Work required:
Records follow. Select each line holding "إجراءات".

(Extracted records)

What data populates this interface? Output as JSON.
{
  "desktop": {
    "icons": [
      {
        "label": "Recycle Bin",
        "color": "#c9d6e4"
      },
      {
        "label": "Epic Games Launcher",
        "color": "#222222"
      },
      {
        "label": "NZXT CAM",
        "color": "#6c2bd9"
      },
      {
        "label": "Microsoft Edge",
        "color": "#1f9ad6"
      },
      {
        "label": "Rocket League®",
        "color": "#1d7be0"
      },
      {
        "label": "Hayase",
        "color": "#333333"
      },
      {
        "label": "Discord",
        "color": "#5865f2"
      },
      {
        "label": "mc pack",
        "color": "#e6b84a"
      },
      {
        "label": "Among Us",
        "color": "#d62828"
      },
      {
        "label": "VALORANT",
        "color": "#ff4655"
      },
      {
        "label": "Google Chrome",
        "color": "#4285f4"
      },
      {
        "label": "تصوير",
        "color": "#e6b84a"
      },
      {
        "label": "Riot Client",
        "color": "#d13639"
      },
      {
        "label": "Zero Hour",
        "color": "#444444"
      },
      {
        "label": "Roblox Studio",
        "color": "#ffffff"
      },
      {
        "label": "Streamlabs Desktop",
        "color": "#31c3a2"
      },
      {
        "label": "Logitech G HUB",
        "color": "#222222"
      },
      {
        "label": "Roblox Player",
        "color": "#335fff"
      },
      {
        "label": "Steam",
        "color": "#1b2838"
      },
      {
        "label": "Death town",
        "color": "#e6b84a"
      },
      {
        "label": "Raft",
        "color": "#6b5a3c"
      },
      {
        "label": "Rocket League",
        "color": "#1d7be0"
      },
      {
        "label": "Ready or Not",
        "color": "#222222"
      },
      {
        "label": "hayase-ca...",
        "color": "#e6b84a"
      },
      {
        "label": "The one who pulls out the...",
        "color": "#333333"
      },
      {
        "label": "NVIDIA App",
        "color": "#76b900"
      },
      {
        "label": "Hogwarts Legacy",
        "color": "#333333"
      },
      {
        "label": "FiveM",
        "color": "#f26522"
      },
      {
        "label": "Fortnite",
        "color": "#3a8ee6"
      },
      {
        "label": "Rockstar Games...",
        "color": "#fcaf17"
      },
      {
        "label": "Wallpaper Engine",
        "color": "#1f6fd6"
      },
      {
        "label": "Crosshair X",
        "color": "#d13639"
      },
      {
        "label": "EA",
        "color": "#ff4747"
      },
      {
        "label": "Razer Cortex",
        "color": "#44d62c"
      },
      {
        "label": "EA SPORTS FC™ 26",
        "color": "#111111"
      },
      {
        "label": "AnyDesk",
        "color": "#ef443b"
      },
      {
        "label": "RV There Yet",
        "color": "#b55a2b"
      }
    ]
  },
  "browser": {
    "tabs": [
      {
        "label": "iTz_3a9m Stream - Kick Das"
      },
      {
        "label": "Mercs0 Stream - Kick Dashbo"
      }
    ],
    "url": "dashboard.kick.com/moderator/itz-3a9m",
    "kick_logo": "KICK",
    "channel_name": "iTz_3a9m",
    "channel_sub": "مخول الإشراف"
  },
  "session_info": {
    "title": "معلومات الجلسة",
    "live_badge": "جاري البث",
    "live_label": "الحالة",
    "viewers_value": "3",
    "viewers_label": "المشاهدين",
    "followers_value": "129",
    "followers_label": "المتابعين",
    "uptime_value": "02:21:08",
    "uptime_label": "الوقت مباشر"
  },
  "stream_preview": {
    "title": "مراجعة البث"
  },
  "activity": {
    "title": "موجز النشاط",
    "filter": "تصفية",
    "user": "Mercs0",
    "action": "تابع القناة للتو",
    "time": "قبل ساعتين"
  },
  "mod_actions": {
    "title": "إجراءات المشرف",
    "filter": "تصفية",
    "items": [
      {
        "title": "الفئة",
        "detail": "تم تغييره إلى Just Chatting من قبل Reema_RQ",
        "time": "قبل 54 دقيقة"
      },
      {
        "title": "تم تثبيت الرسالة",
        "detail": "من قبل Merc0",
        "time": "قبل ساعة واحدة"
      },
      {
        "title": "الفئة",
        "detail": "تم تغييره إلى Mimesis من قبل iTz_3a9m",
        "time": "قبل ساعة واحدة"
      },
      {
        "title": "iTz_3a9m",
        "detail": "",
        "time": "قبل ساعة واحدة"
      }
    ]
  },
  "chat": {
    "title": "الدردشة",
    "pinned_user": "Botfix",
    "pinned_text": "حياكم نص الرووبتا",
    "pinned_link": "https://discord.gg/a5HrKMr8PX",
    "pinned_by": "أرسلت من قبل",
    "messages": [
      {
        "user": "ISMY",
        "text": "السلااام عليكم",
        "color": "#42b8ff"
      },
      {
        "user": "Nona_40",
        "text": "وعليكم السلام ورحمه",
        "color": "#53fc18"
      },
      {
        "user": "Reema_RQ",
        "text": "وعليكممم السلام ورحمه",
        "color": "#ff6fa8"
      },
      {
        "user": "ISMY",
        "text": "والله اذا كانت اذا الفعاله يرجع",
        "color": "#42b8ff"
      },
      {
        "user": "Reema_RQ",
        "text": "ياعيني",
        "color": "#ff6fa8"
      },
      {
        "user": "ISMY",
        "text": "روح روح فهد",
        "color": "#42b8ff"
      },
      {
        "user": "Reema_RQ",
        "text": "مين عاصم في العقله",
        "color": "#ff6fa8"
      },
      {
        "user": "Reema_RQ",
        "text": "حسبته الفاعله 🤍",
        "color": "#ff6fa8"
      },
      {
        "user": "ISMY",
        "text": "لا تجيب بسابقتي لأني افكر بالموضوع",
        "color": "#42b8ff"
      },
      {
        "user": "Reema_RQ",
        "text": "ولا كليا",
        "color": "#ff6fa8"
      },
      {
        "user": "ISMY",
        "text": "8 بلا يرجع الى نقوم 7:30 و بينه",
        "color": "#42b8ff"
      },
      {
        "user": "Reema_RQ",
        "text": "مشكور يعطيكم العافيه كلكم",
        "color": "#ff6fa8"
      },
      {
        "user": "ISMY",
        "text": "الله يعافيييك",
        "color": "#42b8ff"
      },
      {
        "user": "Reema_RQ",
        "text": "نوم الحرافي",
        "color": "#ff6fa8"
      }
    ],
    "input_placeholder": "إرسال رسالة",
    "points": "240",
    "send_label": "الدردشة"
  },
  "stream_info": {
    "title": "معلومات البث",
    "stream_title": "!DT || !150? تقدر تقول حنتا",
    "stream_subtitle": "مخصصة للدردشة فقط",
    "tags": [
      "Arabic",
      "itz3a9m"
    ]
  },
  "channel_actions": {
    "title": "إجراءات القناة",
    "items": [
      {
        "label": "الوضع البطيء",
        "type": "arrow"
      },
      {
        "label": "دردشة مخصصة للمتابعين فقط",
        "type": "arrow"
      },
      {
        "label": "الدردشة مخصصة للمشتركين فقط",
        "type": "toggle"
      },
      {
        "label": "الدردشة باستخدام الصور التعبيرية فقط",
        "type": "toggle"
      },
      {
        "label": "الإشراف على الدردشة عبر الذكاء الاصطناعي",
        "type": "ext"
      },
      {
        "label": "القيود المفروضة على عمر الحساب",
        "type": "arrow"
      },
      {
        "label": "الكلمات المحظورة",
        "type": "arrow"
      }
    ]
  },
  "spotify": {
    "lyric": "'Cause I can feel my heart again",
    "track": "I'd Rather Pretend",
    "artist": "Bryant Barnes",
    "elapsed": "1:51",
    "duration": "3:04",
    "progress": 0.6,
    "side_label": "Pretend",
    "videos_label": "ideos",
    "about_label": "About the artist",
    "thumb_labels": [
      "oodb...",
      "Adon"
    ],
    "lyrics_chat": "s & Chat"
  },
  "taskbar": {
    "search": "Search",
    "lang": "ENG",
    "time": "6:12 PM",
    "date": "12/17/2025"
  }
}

Answer to the exercise:
    "title": "إجراءات المشرف",
    "title": "إجراءات القناة",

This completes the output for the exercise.